Records for this task:
╭──

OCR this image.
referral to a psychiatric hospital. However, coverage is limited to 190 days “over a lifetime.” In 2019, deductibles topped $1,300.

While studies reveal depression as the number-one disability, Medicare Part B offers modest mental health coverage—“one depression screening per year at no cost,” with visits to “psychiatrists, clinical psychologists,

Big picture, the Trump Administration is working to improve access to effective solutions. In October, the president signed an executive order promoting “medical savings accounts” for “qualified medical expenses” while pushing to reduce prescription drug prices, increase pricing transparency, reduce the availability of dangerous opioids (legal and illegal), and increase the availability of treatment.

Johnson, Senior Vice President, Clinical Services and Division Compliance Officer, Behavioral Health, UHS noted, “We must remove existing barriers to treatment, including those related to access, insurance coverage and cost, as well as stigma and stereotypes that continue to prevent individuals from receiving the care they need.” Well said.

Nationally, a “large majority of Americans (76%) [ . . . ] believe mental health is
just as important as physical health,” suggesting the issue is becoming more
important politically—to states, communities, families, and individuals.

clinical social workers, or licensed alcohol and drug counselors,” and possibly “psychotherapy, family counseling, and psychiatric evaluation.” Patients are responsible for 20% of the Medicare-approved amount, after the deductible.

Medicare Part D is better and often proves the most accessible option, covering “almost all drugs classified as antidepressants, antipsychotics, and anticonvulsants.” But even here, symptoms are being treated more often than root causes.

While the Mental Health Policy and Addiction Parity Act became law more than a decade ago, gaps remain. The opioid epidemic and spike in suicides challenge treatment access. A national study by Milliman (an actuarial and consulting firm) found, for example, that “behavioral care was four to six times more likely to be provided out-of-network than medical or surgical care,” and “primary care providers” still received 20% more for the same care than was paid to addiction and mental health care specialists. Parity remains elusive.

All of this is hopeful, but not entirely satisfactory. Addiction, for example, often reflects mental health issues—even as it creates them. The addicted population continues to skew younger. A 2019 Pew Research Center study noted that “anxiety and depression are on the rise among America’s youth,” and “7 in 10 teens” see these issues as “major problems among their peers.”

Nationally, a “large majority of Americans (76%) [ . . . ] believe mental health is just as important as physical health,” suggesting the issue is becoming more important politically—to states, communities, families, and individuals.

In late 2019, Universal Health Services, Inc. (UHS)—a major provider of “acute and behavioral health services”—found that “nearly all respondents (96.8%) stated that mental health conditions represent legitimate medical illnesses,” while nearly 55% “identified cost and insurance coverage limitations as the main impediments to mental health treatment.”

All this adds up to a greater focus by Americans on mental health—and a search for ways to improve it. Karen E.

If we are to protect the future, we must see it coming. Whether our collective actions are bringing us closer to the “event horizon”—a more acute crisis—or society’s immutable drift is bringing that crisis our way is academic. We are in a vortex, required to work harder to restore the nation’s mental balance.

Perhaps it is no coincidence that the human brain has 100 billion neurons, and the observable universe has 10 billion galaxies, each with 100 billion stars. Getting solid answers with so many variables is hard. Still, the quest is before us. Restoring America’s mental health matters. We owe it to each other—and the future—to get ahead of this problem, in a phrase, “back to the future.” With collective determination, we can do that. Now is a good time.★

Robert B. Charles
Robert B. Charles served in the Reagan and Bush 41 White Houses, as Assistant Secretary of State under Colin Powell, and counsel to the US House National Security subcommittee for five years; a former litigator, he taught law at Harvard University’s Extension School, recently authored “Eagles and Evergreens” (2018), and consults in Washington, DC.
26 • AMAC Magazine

╰──

Activity: Among the lines of the data above, some may hold the word "Medicare"; report how many, as a single number.

Reply to the task: 3